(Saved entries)
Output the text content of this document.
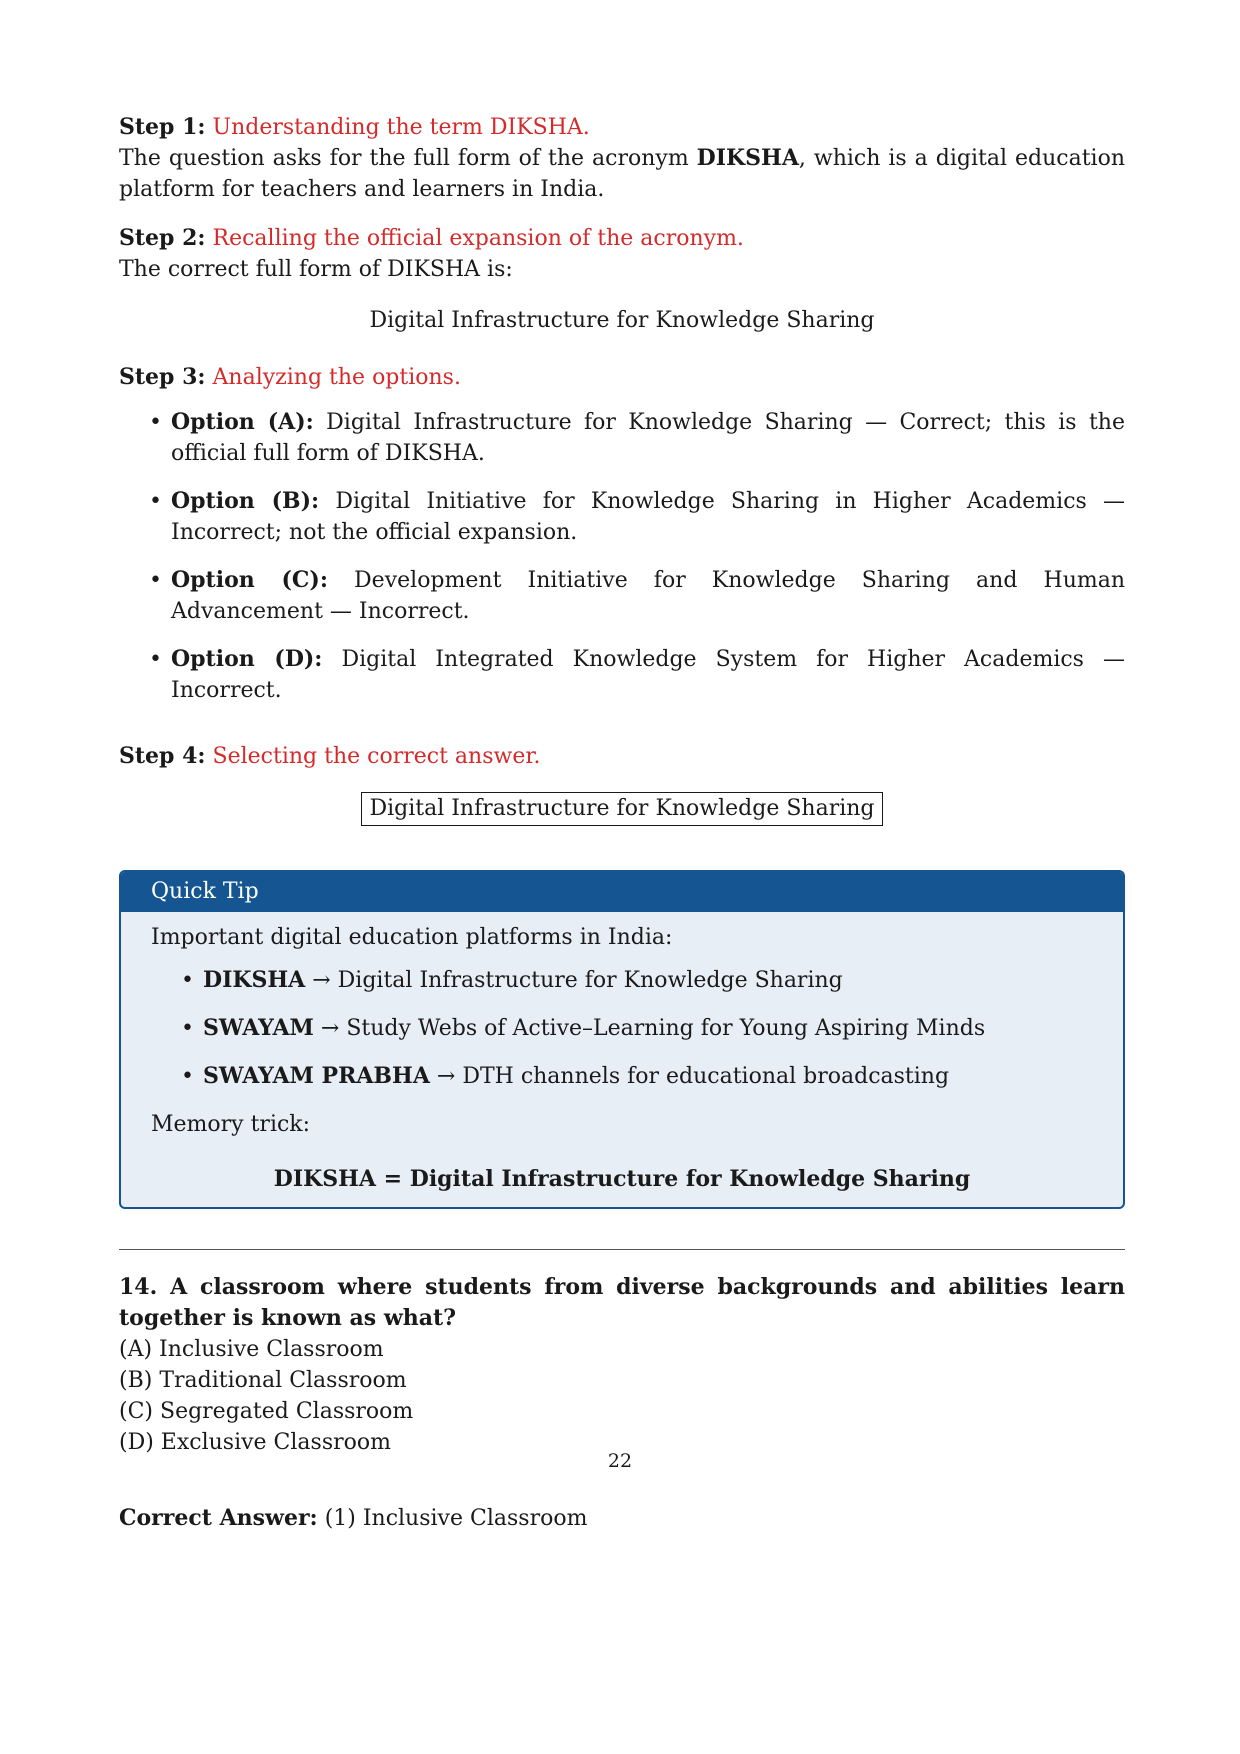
Step 1: Understanding the term DIKSHA.

The question asks for the full form of the acronym DIKSHA, which is a digital education platform for teachers and learners in India.

Step 2: Recalling the official expansion of the acronym.

The correct full form of DIKSHA is:

Digital Infrastructure for Knowledge Sharing
Step 3: Analyzing the options.
• Option (A): Digital Infrastructure for Knowledge Sharing — Correct; this is the official full form of DIKSHA.
• Option (B): Digital Initiative for Knowledge Sharing in Higher Academics — Incorrect; not the official expansion.
• Option (C): Development Initiative for Knowledge Sharing and Human Advancement — Incorrect.
• Option (D): Digital Integrated Knowledge System for Higher Academics — Incorrect.
Step 4: Selecting the correct answer.
Digital Infrastructure for Knowledge Sharing
Quick Tip
Important digital education platforms in India:
• DIKSHA → Digital Infrastructure for Knowledge Sharing
• SWAYAM → Study Webs of Active–Learning for Young Aspiring Minds
• SWAYAM PRABHA → DTH channels for educational broadcasting
Memory trick:
DIKSHA = Digital Infrastructure for Knowledge Sharing
14. A classroom where students from diverse backgrounds and abilities learn together is known as what?
(A) Inclusive Classroom
(B) Traditional Classroom
(C) Segregated Classroom
(D) Exclusive Classroom
Correct Answer: (1) Inclusive Classroom
22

» Goal
Each line holding "India" must be found and copied.

» Output for this task
The question asks for the full form of the acronym DIKSHA, which is a digital education platform for teachers and learners in India.
Important digital education platforms in India:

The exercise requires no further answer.